What to produce ▸ With the images removed, repeat the data below exactly.

##############################

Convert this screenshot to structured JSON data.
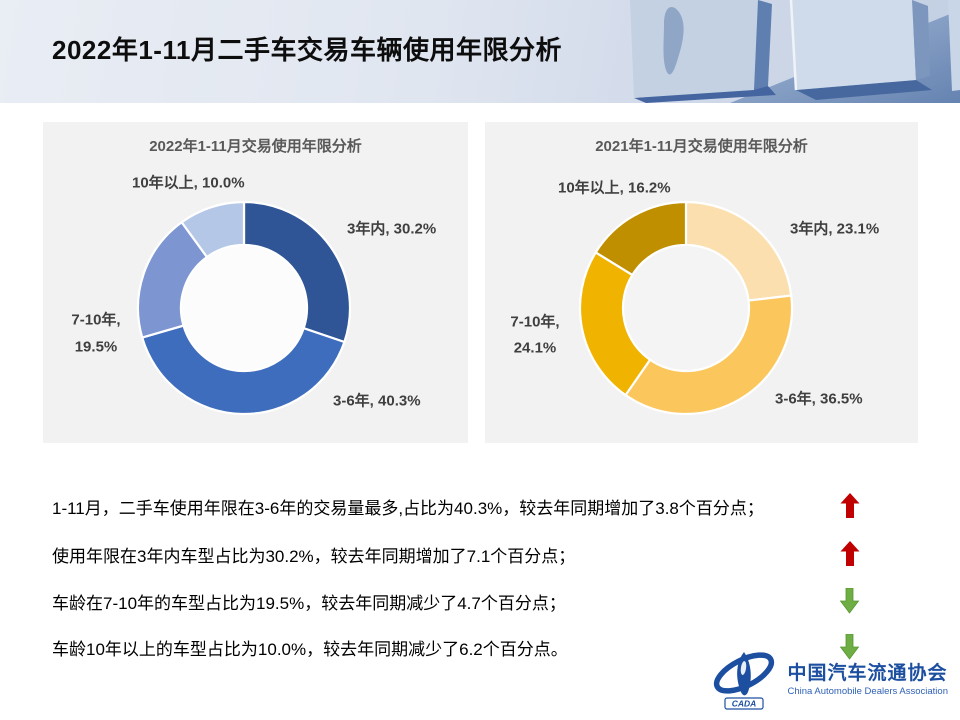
{
  "header": {
    "title": "2022年1-11月二手车交易车辆使用年限分析"
  },
  "chart_data": [
    {
      "type": "pie",
      "subtype": "donut",
      "title": "2022年1-11月交易使用年限分析",
      "categories": [
        "3年内",
        "3-6年",
        "7-10年",
        "10年以上"
      ],
      "values": [
        30.2,
        40.3,
        19.5,
        10.0
      ],
      "unit": "%",
      "colors": [
        "#2f5597",
        "#3e6dbe",
        "#7d96d2",
        "#b4c7e7"
      ],
      "labels": [
        "3年内, 30.2%",
        "3-6年, 40.3%",
        "7-10年,|19.5%",
        "10年以上, 10.0%"
      ],
      "start_angle_deg": 0,
      "direction": "clockwise",
      "legend": "none",
      "label_color": "#3f3f3f",
      "hole_color": "#fcfcfc"
    },
    {
      "type": "pie",
      "subtype": "donut",
      "title": "2021年1-11月交易使用年限分析",
      "categories": [
        "3年内",
        "3-6年",
        "7-10年",
        "10年以上"
      ],
      "values": [
        23.1,
        36.5,
        24.1,
        16.2
      ],
      "unit": "%",
      "colors": [
        "#fbdfae",
        "#fbc75d",
        "#f0b400",
        "#bf8f00"
      ],
      "labels": [
        "3年内, 23.1%",
        "3-6年, 36.5%",
        "7-10年,|24.1%",
        "10年以上, 16.2%"
      ],
      "start_angle_deg": 0,
      "direction": "clockwise",
      "legend": "none",
      "label_color": "#3f3f3f",
      "hole_color": "#f4f4f4"
    }
  ],
  "summary": {
    "up_color": "#c00000",
    "down_color": "#6fae44",
    "lines": [
      {
        "text": "1-11月，二手车使用年限在3-6年的交易量最多,占比为40.3%，较去年同期增加了3.8个百分点；",
        "trend": "up"
      },
      {
        "text": "使用年限在3年内车型占比为30.2%，较去年同期增加了7.1个百分点；",
        "trend": "up"
      },
      {
        "text": "车龄在7-10年的车型占比为19.5%，较去年同期减少了4.7个百分点；",
        "trend": "down"
      },
      {
        "text": "车龄10年以上的车型占比为10.0%，较去年同期减少了6.2个百分点。",
        "trend": "down"
      }
    ]
  },
  "footer": {
    "logo_badge": "CADA",
    "logo_cn": "中国汽车流通协会",
    "logo_en": "China Automobile Dealers Association",
    "logo_color": "#1d4fa0"
  }
}
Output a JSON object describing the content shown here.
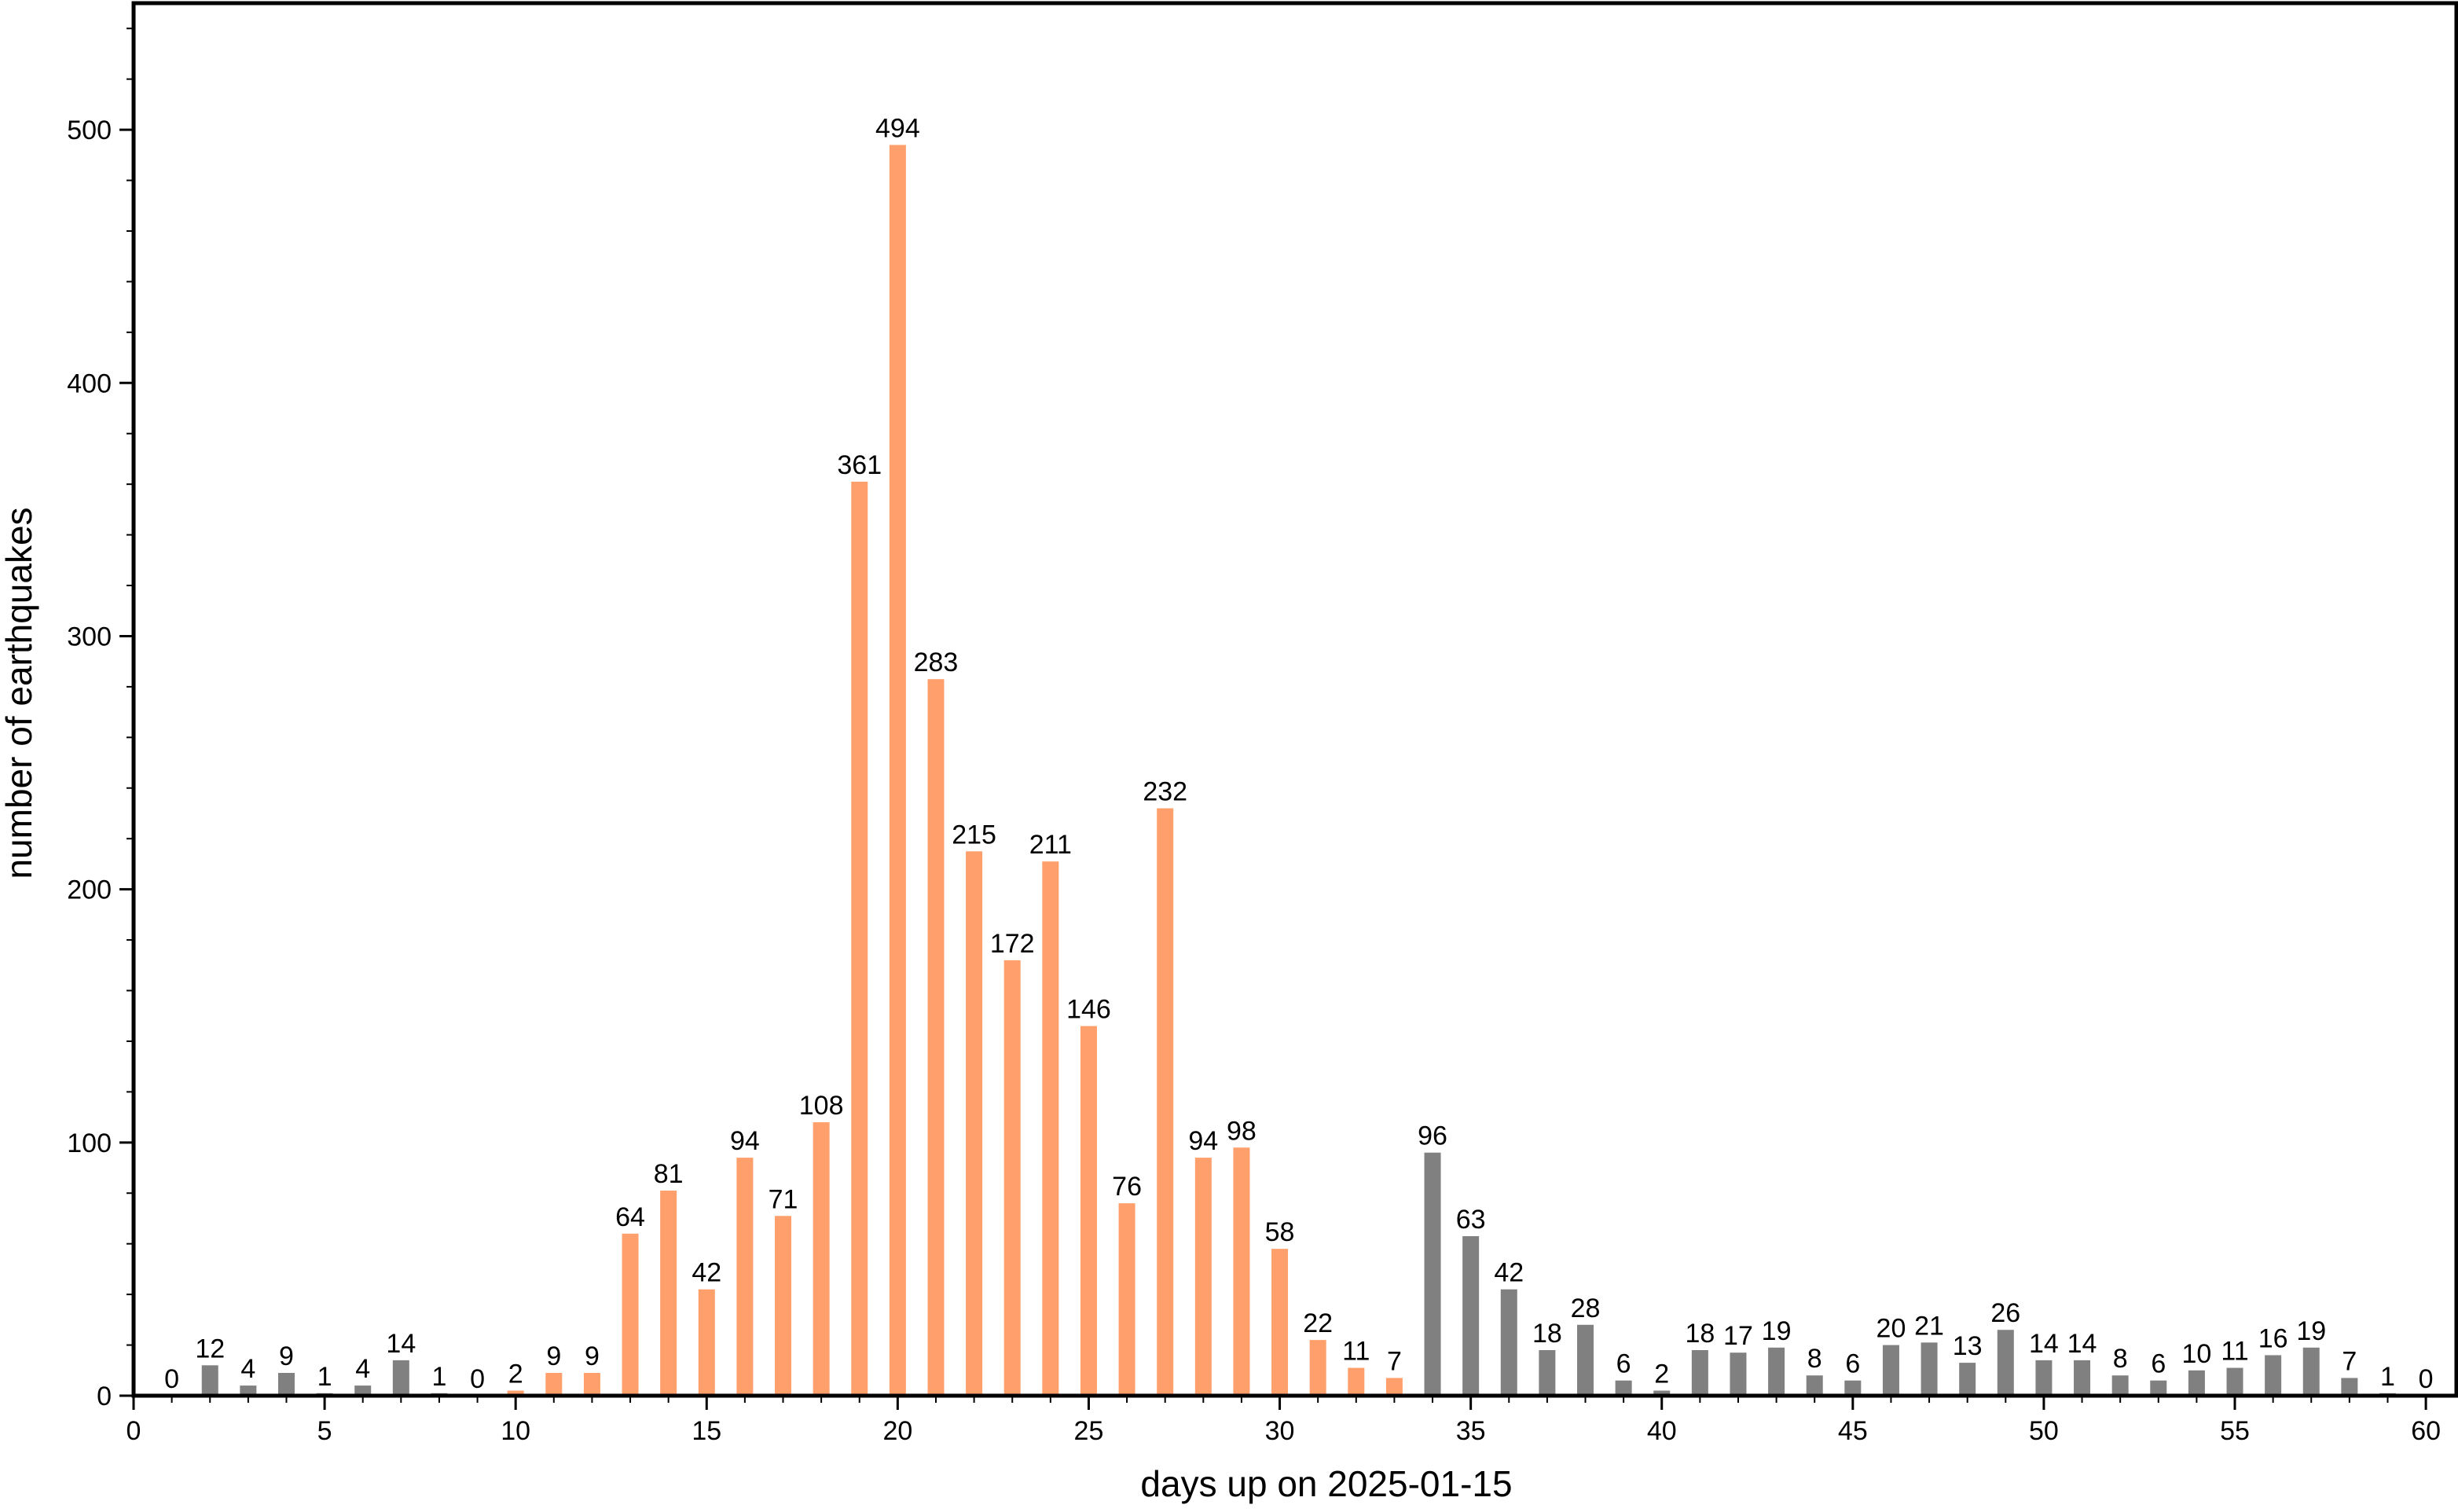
{
  "chart_data": {
    "type": "bar",
    "xlabel": "days up on 2025-01-15",
    "ylabel": "number of earthquakes",
    "xlim": [
      0,
      60.8
    ],
    "ylim": [
      0,
      550
    ],
    "x_ticks": [
      0,
      5,
      10,
      15,
      20,
      25,
      30,
      35,
      40,
      45,
      50,
      55,
      60
    ],
    "x_minor_step": 1,
    "y_ticks": [
      0,
      100,
      200,
      300,
      400,
      500
    ],
    "y_minor_step": 20,
    "grid": false,
    "colors": {
      "highlight": "#ffa06c",
      "normal": "#808080"
    },
    "highlight_range": [
      10,
      33
    ],
    "x": [
      1,
      2,
      3,
      4,
      5,
      6,
      7,
      8,
      9,
      10,
      11,
      12,
      13,
      14,
      15,
      16,
      17,
      18,
      19,
      20,
      21,
      22,
      23,
      24,
      25,
      26,
      27,
      28,
      29,
      30,
      31,
      32,
      33,
      34,
      35,
      36,
      37,
      38,
      39,
      40,
      41,
      42,
      43,
      44,
      45,
      46,
      47,
      48,
      49,
      50,
      51,
      52,
      53,
      54,
      55,
      56,
      57,
      58,
      59,
      60
    ],
    "values": [
      0,
      12,
      4,
      9,
      1,
      4,
      14,
      1,
      0,
      2,
      9,
      9,
      64,
      81,
      42,
      94,
      71,
      108,
      361,
      494,
      283,
      215,
      172,
      211,
      146,
      76,
      232,
      94,
      98,
      58,
      22,
      11,
      7,
      96,
      63,
      42,
      18,
      28,
      6,
      2,
      18,
      17,
      19,
      8,
      6,
      20,
      21,
      13,
      26,
      14,
      14,
      8,
      6,
      10,
      11,
      16,
      19,
      7,
      1,
      0
    ]
  }
}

##############################

Correct result ▸
Convert this screenshot to structured JSON data.
{
  "header": {
    "title": "2022年1-11月二手车交易车辆使用年限分析"
  },
  "chart_data": [
    {
      "type": "pie",
      "subtype": "donut",
      "title": "2022年1-11月交易使用年限分析",
      "categories": [
        "3年内",
        "3-6年",
        "7-10年",
        "10年以上"
      ],
      "values": [
        30.2,
        40.3,
        19.5,
        10.0
      ],
      "unit": "%",
      "colors": [
        "#2f5597",
        "#3e6dbe",
        "#7d96d2",
        "#b4c7e7"
      ],
      "labels": [
        "3年内, 30.2%",
        "3-6年, 40.3%",
        "7-10年,|19.5%",
        "10年以上, 10.0%"
      ],
      "start_angle_deg": 0,
      "direction": "clockwise",
      "legend": "none",
      "label_color": "#3f3f3f",
      "hole_color": "#fcfcfc"
    },
    {
      "type": "pie",
      "subtype": "donut",
      "title": "2021年1-11月交易使用年限分析",
      "categories": [
        "3年内",
        "3-6年",
        "7-10年",
        "10年以上"
      ],
      "values": [
        23.1,
        36.5,
        24.1,
        16.2
      ],
      "unit": "%",
      "colors": [
        "#fbdfae",
        "#fbc75d",
        "#f0b400",
        "#bf8f00"
      ],
      "labels": [
        "3年内, 23.1%",
        "3-6年, 36.5%",
        "7-10年,|24.1%",
        "10年以上, 16.2%"
      ],
      "start_angle_deg": 0,
      "direction": "clockwise",
      "legend": "none",
      "label_color": "#3f3f3f",
      "hole_color": "#f4f4f4"
    }
  ],
  "summary": {
    "up_color": "#c00000",
    "down_color": "#6fae44",
    "lines": [
      {
        "text": "1-11月，二手车使用年限在3-6年的交易量最多,占比为40.3%，较去年同期增加了3.8个百分点；",
        "trend": "up"
      },
      {
        "text": "使用年限在3年内车型占比为30.2%，较去年同期增加了7.1个百分点；",
        "trend": "up"
      },
      {
        "text": "车龄在7-10年的车型占比为19.5%，较去年同期减少了4.7个百分点；",
        "trend": "down"
      },
      {
        "text": "车龄10年以上的车型占比为10.0%，较去年同期减少了6.2个百分点。",
        "trend": "down"
      }
    ]
  },
  "footer": {
    "logo_badge": "CADA",
    "logo_cn": "中国汽车流通协会",
    "logo_en": "China Automobile Dealers Association",
    "logo_color": "#1d4fa0"
  }
}
Output a JSON object describing the content shown here.
{
  "chart_data": {
    "type": "bar",
    "xlabel": "days up on 2025-01-15",
    "ylabel": "number of earthquakes",
    "xlim": [
      0,
      60.8
    ],
    "ylim": [
      0,
      550
    ],
    "x_ticks": [
      0,
      5,
      10,
      15,
      20,
      25,
      30,
      35,
      40,
      45,
      50,
      55,
      60
    ],
    "x_minor_step": 1,
    "y_ticks": [
      0,
      100,
      200,
      300,
      400,
      500
    ],
    "y_minor_step": 20,
    "grid": false,
    "colors": {
      "highlight": "#ffa06c",
      "normal": "#808080"
    },
    "highlight_range": [
      10,
      33
    ],
    "x": [
      1,
      2,
      3,
      4,
      5,
      6,
      7,
      8,
      9,
      10,
      11,
      12,
      13,
      14,
      15,
      16,
      17,
      18,
      19,
      20,
      21,
      22,
      23,
      24,
      25,
      26,
      27,
      28,
      29,
      30,
      31,
      32,
      33,
      34,
      35,
      36,
      37,
      38,
      39,
      40,
      41,
      42,
      43,
      44,
      45,
      46,
      47,
      48,
      49,
      50,
      51,
      52,
      53,
      54,
      55,
      56,
      57,
      58,
      59,
      60
    ],
    "values": [
      0,
      12,
      4,
      9,
      1,
      4,
      14,
      1,
      0,
      2,
      9,
      9,
      64,
      81,
      42,
      94,
      71,
      108,
      361,
      494,
      283,
      215,
      172,
      211,
      146,
      76,
      232,
      94,
      98,
      58,
      22,
      11,
      7,
      96,
      63,
      42,
      18,
      28,
      6,
      2,
      18,
      17,
      19,
      8,
      6,
      20,
      21,
      13,
      26,
      14,
      14,
      8,
      6,
      10,
      11,
      16,
      19,
      7,
      1,
      0
    ]
  }
}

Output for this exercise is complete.